» TASK REQUIREMENTS:
In the listing below, locate the lines bearing the word "enter". Copy every one of them.

» SUPPLIED RECORDS:
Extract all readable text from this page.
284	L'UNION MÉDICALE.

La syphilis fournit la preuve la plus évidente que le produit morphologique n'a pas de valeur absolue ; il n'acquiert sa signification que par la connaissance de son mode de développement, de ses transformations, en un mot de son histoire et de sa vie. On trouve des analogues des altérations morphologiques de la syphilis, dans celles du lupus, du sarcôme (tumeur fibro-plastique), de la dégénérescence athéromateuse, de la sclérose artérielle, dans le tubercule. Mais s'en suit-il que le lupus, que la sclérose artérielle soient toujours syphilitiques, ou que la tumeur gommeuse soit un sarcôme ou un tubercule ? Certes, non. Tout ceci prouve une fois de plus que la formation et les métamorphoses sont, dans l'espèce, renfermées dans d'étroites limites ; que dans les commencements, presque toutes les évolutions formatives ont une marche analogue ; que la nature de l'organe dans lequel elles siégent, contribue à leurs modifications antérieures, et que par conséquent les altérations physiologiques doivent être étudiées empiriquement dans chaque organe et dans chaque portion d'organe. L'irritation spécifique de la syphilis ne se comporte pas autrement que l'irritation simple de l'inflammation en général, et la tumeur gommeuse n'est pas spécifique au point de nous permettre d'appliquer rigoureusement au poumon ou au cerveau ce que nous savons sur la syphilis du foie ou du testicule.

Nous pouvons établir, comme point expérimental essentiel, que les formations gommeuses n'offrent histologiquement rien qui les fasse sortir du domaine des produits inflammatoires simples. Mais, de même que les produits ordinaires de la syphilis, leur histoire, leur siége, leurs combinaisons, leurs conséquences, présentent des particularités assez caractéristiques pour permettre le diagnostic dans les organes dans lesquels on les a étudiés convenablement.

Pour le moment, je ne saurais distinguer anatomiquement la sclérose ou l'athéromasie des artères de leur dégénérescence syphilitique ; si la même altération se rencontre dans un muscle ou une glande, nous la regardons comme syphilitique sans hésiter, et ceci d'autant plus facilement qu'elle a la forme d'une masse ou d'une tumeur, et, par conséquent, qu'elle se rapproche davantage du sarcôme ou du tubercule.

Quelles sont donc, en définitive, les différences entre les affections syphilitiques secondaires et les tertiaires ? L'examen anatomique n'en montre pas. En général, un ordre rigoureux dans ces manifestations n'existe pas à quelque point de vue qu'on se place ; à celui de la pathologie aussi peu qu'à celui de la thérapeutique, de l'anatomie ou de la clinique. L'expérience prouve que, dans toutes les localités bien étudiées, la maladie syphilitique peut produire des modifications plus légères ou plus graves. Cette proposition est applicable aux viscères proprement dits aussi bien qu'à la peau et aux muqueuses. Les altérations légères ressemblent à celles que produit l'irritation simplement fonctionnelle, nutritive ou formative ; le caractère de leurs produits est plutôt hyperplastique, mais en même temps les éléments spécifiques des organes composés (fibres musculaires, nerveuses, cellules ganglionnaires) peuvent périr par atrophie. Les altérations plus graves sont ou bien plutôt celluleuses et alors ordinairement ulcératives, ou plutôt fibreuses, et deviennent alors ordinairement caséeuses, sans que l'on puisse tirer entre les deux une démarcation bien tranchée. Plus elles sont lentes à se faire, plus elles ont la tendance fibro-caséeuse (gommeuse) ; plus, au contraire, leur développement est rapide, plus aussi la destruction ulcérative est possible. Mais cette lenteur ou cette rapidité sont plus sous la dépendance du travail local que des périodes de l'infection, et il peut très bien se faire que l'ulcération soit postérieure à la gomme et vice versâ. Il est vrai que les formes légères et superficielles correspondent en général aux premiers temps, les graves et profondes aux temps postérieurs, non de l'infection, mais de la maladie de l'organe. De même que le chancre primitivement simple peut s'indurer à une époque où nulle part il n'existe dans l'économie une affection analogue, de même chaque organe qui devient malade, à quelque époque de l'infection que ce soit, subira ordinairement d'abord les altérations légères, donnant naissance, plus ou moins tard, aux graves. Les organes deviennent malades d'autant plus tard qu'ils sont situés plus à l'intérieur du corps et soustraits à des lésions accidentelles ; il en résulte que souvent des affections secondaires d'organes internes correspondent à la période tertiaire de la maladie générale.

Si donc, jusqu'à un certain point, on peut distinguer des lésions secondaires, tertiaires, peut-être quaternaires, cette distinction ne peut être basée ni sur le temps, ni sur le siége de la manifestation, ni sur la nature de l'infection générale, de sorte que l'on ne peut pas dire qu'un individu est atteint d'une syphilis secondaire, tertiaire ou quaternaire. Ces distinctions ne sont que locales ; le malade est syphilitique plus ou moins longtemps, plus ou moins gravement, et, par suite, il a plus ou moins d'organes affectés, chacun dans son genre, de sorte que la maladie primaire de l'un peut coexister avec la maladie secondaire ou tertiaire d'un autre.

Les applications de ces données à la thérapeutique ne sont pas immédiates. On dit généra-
* * *
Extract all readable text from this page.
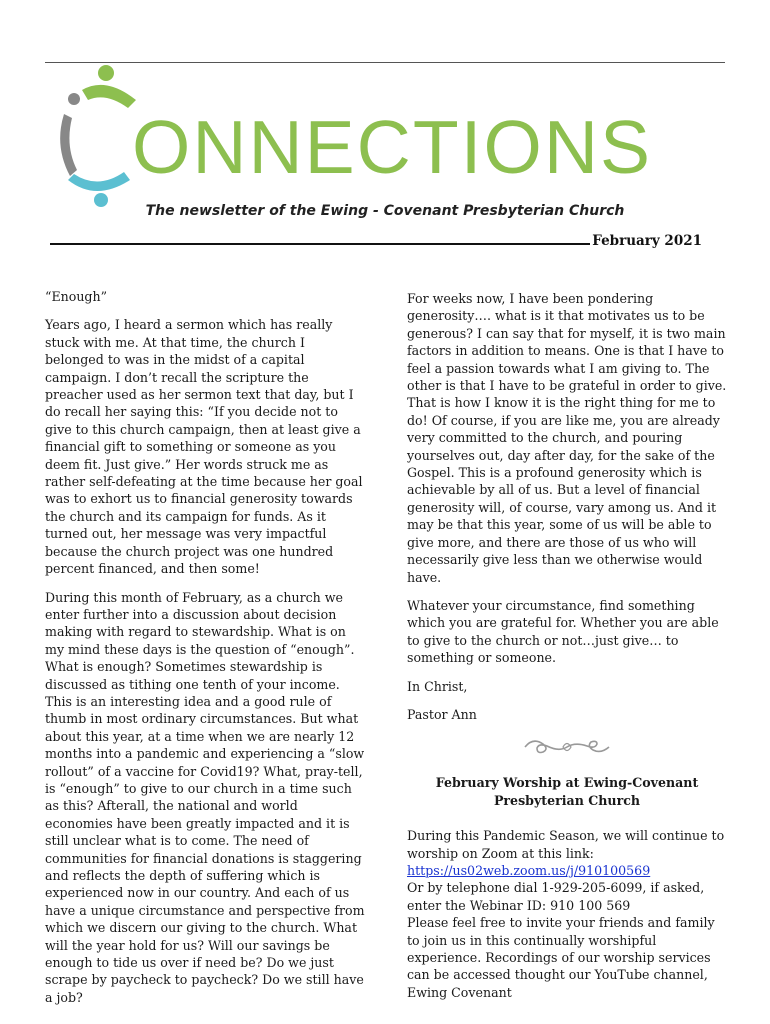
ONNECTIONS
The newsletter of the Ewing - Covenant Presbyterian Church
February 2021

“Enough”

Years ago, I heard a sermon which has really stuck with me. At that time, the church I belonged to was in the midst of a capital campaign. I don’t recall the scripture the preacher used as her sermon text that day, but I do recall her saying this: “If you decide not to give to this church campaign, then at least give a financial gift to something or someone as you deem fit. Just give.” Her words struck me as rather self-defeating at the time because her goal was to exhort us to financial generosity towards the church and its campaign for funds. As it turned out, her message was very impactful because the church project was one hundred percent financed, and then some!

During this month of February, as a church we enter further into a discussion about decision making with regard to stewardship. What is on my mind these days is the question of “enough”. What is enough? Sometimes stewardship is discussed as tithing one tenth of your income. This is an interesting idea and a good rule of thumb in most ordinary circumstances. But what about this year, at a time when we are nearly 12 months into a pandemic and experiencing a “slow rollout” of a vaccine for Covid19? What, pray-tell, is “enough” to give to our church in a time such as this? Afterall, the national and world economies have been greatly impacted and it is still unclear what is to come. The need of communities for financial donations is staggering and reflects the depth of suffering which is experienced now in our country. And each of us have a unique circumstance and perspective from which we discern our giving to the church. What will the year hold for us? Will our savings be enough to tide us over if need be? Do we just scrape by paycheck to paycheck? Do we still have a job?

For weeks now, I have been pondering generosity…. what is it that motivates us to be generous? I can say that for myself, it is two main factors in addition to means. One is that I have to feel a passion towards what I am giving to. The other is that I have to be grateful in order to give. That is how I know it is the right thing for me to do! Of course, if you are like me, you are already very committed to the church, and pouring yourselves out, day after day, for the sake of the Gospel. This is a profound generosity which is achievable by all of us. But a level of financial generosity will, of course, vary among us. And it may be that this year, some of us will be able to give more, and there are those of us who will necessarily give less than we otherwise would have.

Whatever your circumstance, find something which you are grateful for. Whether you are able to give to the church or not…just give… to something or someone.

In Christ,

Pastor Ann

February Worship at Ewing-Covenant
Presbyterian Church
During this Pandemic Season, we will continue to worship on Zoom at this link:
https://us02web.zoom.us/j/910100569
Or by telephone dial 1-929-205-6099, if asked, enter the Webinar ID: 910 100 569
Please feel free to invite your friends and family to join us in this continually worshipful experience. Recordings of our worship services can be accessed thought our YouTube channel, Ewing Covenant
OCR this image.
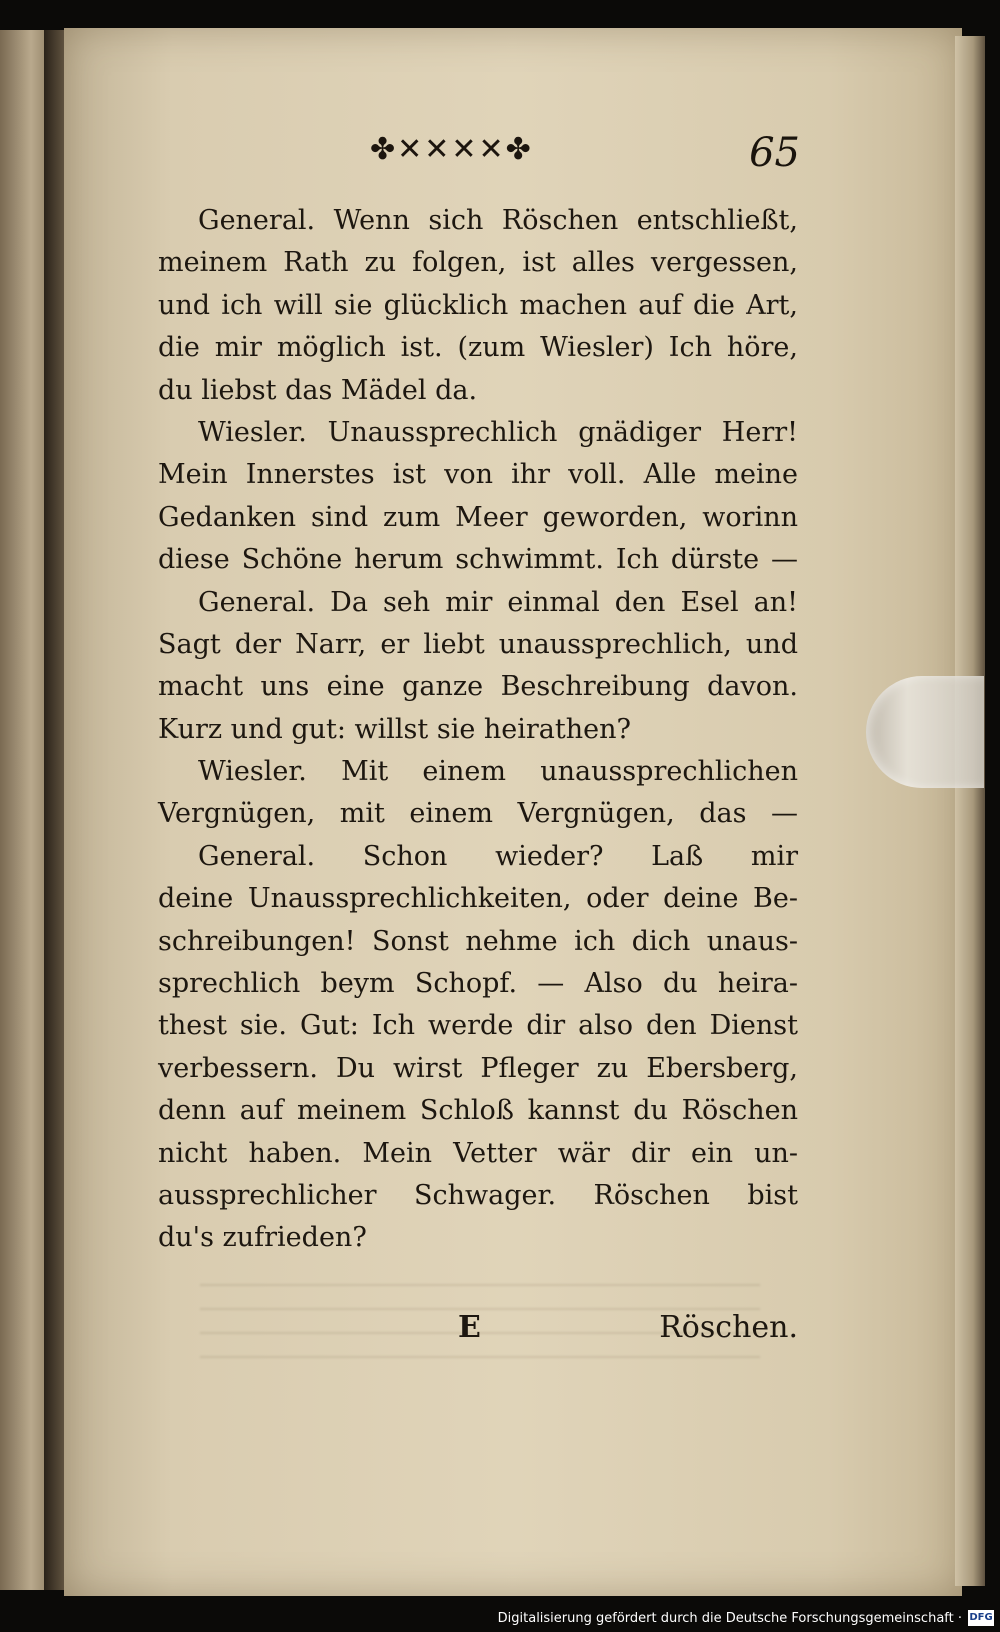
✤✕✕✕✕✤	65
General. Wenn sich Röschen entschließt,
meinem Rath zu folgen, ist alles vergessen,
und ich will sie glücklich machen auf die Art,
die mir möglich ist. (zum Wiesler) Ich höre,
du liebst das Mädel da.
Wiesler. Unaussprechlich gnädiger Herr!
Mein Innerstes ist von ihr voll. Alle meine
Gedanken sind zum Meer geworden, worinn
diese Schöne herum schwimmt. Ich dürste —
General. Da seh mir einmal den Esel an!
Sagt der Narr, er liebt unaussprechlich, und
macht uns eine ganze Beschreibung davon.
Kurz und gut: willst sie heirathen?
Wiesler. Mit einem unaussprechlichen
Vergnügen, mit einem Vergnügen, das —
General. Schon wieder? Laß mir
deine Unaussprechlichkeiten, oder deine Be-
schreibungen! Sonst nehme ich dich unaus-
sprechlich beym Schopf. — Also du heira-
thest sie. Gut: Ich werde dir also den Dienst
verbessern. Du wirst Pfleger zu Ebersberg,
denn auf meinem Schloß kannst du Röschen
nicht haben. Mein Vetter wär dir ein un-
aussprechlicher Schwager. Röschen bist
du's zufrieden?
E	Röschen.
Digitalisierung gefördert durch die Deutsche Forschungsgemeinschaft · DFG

» FINISHED ANSWER:
During this month of February, as a church we enter further into a discussion about decision making with regard to stewardship. What is on my mind these days is the question of “enough”. What is enough? Sometimes stewardship is discussed as tithing one tenth of your income. This is an interesting idea and a good rule of thumb in most ordinary circumstances. But what about this year, at a time when we are nearly 12 months into a pandemic and experiencing a “slow rollout” of a vaccine for Covid19? What, pray-tell, is “enough” to give to our church in a time such as this? Afterall, the national and world economies have been greatly impacted and it is still unclear what is to come. The need of communities for financial donations is staggering and reflects the depth of suffering which is experienced now in our country. And each of us have a unique circumstance and perspective from which we discern our giving to the church. What will the year hold for us? Will our savings be enough to tide us over if need be? Do we just scrape by paycheck to paycheck? Do we still have a job?
Or by telephone dial 1-929-205-6099, if asked, enter the Webinar ID: 910 100 569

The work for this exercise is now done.